Among the records that follow, count the lines with the string "ماهی"; report only that count.

DATA SHOWN:

--------------------------------------------------

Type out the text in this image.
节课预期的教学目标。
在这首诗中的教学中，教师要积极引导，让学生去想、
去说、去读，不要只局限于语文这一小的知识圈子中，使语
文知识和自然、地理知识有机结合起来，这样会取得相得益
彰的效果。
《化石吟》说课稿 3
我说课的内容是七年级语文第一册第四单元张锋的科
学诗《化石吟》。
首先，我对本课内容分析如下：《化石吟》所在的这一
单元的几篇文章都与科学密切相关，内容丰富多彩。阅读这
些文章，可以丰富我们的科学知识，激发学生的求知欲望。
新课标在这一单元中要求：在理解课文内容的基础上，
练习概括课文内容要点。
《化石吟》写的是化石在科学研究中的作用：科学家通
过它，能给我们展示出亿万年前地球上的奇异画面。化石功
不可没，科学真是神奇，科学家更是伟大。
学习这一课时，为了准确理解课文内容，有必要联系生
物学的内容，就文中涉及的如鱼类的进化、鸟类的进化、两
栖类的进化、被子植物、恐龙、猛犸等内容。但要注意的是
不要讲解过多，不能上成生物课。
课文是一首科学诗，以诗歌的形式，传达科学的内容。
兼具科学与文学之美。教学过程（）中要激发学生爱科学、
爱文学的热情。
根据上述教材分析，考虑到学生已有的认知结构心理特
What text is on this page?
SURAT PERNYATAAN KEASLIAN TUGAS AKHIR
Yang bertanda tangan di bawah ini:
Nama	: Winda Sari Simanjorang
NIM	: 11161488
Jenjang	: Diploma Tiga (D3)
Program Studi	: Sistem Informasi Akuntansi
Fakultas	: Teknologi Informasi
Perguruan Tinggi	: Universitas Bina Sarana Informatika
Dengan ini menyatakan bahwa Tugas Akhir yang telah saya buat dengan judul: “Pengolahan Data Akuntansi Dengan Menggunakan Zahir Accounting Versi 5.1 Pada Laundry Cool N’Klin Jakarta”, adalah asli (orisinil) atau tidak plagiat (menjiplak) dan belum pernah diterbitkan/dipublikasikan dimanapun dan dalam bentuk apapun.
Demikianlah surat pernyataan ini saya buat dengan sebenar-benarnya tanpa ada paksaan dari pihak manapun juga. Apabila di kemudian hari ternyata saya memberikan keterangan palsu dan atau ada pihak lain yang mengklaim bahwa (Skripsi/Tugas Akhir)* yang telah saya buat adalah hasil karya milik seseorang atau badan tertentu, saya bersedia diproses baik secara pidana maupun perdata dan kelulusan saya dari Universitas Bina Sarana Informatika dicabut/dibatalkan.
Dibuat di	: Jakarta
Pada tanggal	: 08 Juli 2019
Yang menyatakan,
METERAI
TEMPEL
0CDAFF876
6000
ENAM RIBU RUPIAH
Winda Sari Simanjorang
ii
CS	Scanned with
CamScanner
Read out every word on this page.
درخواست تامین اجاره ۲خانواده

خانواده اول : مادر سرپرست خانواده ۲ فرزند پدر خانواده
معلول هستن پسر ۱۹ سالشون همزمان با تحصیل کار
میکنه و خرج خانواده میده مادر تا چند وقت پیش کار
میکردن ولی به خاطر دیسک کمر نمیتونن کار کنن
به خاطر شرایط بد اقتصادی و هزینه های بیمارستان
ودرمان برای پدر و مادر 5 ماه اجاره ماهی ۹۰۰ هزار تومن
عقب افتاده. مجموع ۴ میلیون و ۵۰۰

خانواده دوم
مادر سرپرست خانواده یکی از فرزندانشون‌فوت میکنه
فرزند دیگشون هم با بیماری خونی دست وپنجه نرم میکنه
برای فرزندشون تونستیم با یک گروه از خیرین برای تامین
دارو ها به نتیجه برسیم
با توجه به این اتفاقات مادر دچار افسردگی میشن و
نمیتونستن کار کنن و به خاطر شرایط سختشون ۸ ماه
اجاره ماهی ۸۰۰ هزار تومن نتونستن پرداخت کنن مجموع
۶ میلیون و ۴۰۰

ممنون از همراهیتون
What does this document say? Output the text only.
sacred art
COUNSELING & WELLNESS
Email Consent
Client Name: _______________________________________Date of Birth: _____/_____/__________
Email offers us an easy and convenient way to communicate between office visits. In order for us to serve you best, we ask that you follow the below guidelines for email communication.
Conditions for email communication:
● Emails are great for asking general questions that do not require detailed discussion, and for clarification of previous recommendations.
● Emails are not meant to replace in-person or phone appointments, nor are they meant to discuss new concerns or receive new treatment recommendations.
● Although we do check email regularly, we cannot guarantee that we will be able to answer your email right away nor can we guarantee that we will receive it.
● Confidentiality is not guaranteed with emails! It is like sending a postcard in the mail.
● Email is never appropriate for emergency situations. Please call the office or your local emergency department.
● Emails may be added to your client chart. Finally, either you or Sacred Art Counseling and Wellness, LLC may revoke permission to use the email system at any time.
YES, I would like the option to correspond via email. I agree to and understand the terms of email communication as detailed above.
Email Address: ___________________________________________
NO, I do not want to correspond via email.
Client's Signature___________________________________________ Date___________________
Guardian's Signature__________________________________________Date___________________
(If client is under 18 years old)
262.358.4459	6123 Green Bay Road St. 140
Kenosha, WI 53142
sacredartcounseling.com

--------------------------------------------------

FULL SOLUTION:
2